>> start RECORDED INFORMATION

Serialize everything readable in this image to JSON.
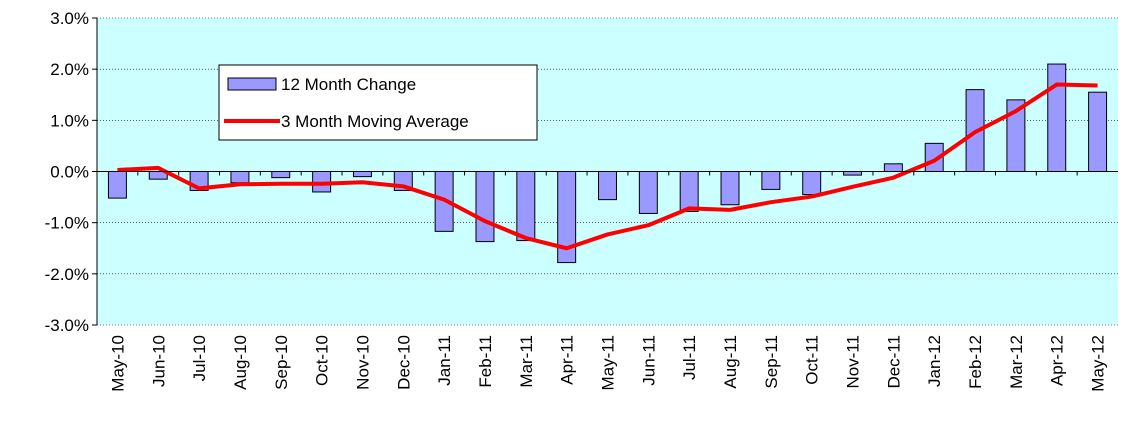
{
  "chart_data": {
    "type": "bar_line",
    "categories": [
      "May-10",
      "Jun-10",
      "Jul-10",
      "Aug-10",
      "Sep-10",
      "Oct-10",
      "Nov-10",
      "Dec-10",
      "Jan-11",
      "Feb-11",
      "Mar-11",
      "Apr-11",
      "May-11",
      "Jun-11",
      "Jul-11",
      "Aug-11",
      "Sep-11",
      "Oct-11",
      "Nov-11",
      "Dec-11",
      "Jan-12",
      "Feb-12",
      "Mar-12",
      "Apr-12",
      "May-12"
    ],
    "series": [
      {
        "name": "12 Month Change",
        "type": "bar",
        "color": "#9999ff",
        "values": [
          -0.52,
          -0.15,
          -0.37,
          -0.22,
          -0.12,
          -0.4,
          -0.1,
          -0.37,
          -1.17,
          -1.37,
          -1.35,
          -1.78,
          -0.55,
          -0.82,
          -0.78,
          -0.65,
          -0.35,
          -0.45,
          -0.07,
          0.15,
          0.55,
          1.6,
          1.4,
          2.1,
          1.55
        ]
      },
      {
        "name": "3 Month Moving Average",
        "type": "line",
        "color": "#ff0000",
        "values": [
          0.03,
          0.07,
          -0.33,
          -0.25,
          -0.24,
          -0.24,
          -0.21,
          -0.29,
          -0.55,
          -0.97,
          -1.3,
          -1.5,
          -1.23,
          -1.05,
          -0.72,
          -0.75,
          -0.6,
          -0.49,
          -0.3,
          -0.12,
          0.21,
          0.77,
          1.18,
          1.7,
          1.68
        ]
      }
    ],
    "ylim": [
      -3,
      3
    ],
    "yticks": [
      {
        "value": -3,
        "label": "-3.0%"
      },
      {
        "value": -2,
        "label": "-2.0%"
      },
      {
        "value": -1,
        "label": "-1.0%"
      },
      {
        "value": 0,
        "label": "0.0%"
      },
      {
        "value": 1,
        "label": "1.0%"
      },
      {
        "value": 2,
        "label": "2.0%"
      },
      {
        "value": 3,
        "label": "3.0%"
      }
    ],
    "grid": true,
    "background": "#ccffff"
  }
}
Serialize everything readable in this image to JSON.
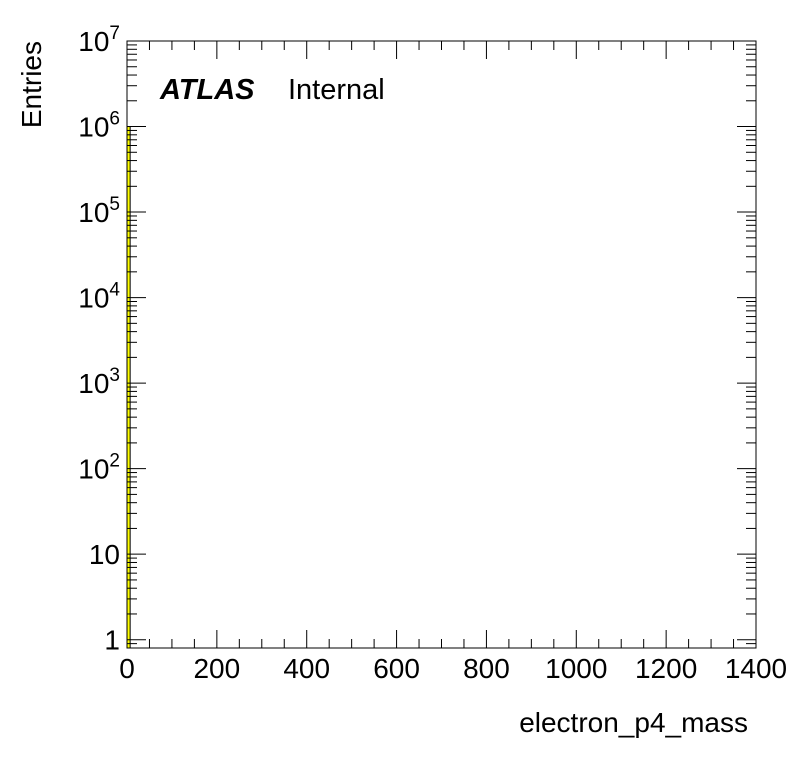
{
  "chart_data": {
    "type": "bar",
    "bars": [
      {
        "x_low": 0,
        "x_high": 7,
        "value": 1000000
      }
    ],
    "xlabel": "electron_p4_mass",
    "ylabel": "Entries",
    "xlim": [
      0,
      1400
    ],
    "ylim": [
      0.8,
      10000000
    ],
    "y_scale": "log",
    "grid": false,
    "fill_color": "#ffff00",
    "frame_color": "#000000",
    "x_ticks": [
      {
        "value": 0,
        "label": "0"
      },
      {
        "value": 200,
        "label": "200"
      },
      {
        "value": 400,
        "label": "400"
      },
      {
        "value": 600,
        "label": "600"
      },
      {
        "value": 800,
        "label": "800"
      },
      {
        "value": 1000,
        "label": "1000"
      },
      {
        "value": 1200,
        "label": "1200"
      },
      {
        "value": 1400,
        "label": "1400"
      }
    ],
    "y_ticks": [
      {
        "value": 1,
        "base": "1",
        "exp": ""
      },
      {
        "value": 10,
        "base": "10",
        "exp": ""
      },
      {
        "value": 100,
        "base": "10",
        "exp": "2"
      },
      {
        "value": 1000,
        "base": "10",
        "exp": "3"
      },
      {
        "value": 10000,
        "base": "10",
        "exp": "4"
      },
      {
        "value": 100000,
        "base": "10",
        "exp": "5"
      },
      {
        "value": 1000000,
        "base": "10",
        "exp": "6"
      },
      {
        "value": 10000000,
        "base": "10",
        "exp": "7"
      }
    ],
    "annotation": {
      "experiment": "ATLAS",
      "status": "Internal"
    }
  }
}
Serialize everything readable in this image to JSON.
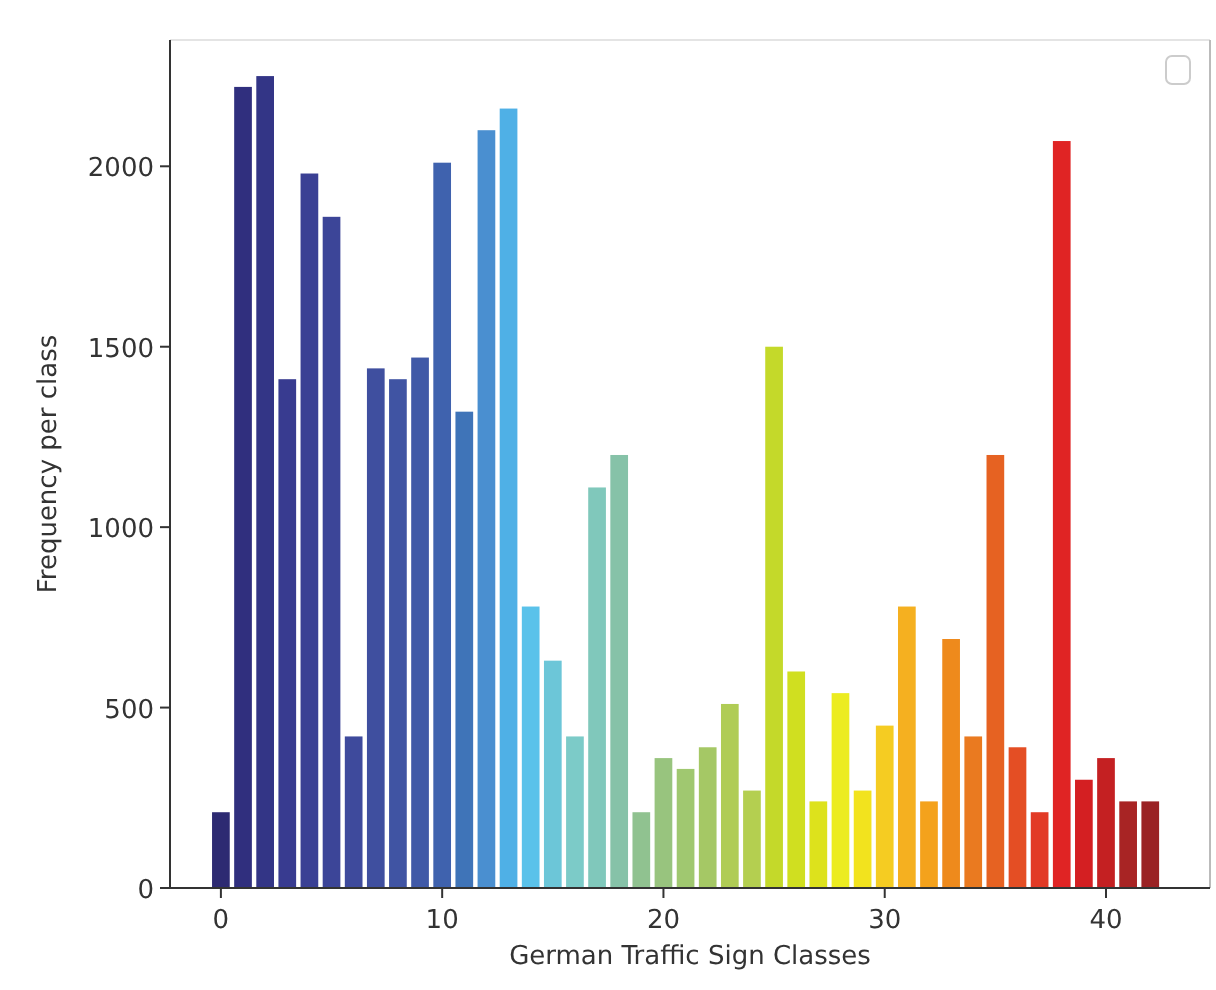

>> end RECORDED INFORMATION

● WHAT IS EXPECTED
Output an exact copy of the material, with the pictures removed.

● TASK OUTPUT
Serialize everything readable in this image to JSON.
{
  "chart_data": {
    "type": "bar_line",
    "categories": [
      "May-10",
      "Jun-10",
      "Jul-10",
      "Aug-10",
      "Sep-10",
      "Oct-10",
      "Nov-10",
      "Dec-10",
      "Jan-11",
      "Feb-11",
      "Mar-11",
      "Apr-11",
      "May-11",
      "Jun-11",
      "Jul-11",
      "Aug-11",
      "Sep-11",
      "Oct-11",
      "Nov-11",
      "Dec-11",
      "Jan-12",
      "Feb-12",
      "Mar-12",
      "Apr-12",
      "May-12"
    ],
    "series": [
      {
        "name": "12 Month Change",
        "type": "bar",
        "color": "#9999ff",
        "values": [
          -0.52,
          -0.15,
          -0.37,
          -0.22,
          -0.12,
          -0.4,
          -0.1,
          -0.37,
          -1.17,
          -1.37,
          -1.35,
          -1.78,
          -0.55,
          -0.82,
          -0.78,
          -0.65,
          -0.35,
          -0.45,
          -0.07,
          0.15,
          0.55,
          1.6,
          1.4,
          2.1,
          1.55
        ]
      },
      {
        "name": "3 Month Moving Average",
        "type": "line",
        "color": "#ff0000",
        "values": [
          0.03,
          0.07,
          -0.33,
          -0.25,
          -0.24,
          -0.24,
          -0.21,
          -0.29,
          -0.55,
          -0.97,
          -1.3,
          -1.5,
          -1.23,
          -1.05,
          -0.72,
          -0.75,
          -0.6,
          -0.49,
          -0.3,
          -0.12,
          0.21,
          0.77,
          1.18,
          1.7,
          1.68
        ]
      }
    ],
    "ylim": [
      -3,
      3
    ],
    "yticks": [
      {
        "value": -3,
        "label": "-3.0%"
      },
      {
        "value": -2,
        "label": "-2.0%"
      },
      {
        "value": -1,
        "label": "-1.0%"
      },
      {
        "value": 0,
        "label": "0.0%"
      },
      {
        "value": 1,
        "label": "1.0%"
      },
      {
        "value": 2,
        "label": "2.0%"
      },
      {
        "value": 3,
        "label": "3.0%"
      }
    ],
    "grid": true,
    "background": "#ccffff"
  }
}
Serialize everything readable in this image to JSON.
{
  "chart_data": {
    "type": "bar",
    "bars": [
      {
        "x_low": 0,
        "x_high": 7,
        "value": 1000000
      }
    ],
    "xlabel": "electron_p4_mass",
    "ylabel": "Entries",
    "xlim": [
      0,
      1400
    ],
    "ylim": [
      0.8,
      10000000
    ],
    "y_scale": "log",
    "grid": false,
    "fill_color": "#ffff00",
    "frame_color": "#000000",
    "x_ticks": [
      {
        "value": 0,
        "label": "0"
      },
      {
        "value": 200,
        "label": "200"
      },
      {
        "value": 400,
        "label": "400"
      },
      {
        "value": 600,
        "label": "600"
      },
      {
        "value": 800,
        "label": "800"
      },
      {
        "value": 1000,
        "label": "1000"
      },
      {
        "value": 1200,
        "label": "1200"
      },
      {
        "value": 1400,
        "label": "1400"
      }
    ],
    "y_ticks": [
      {
        "value": 1,
        "base": "1",
        "exp": ""
      },
      {
        "value": 10,
        "base": "10",
        "exp": ""
      },
      {
        "value": 100,
        "base": "10",
        "exp": "2"
      },
      {
        "value": 1000,
        "base": "10",
        "exp": "3"
      },
      {
        "value": 10000,
        "base": "10",
        "exp": "4"
      },
      {
        "value": 100000,
        "base": "10",
        "exp": "5"
      },
      {
        "value": 1000000,
        "base": "10",
        "exp": "6"
      },
      {
        "value": 10000000,
        "base": "10",
        "exp": "7"
      }
    ],
    "annotation": {
      "experiment": "ATLAS",
      "status": "Internal"
    }
  }
}
Serialize everything readable in this image to JSON.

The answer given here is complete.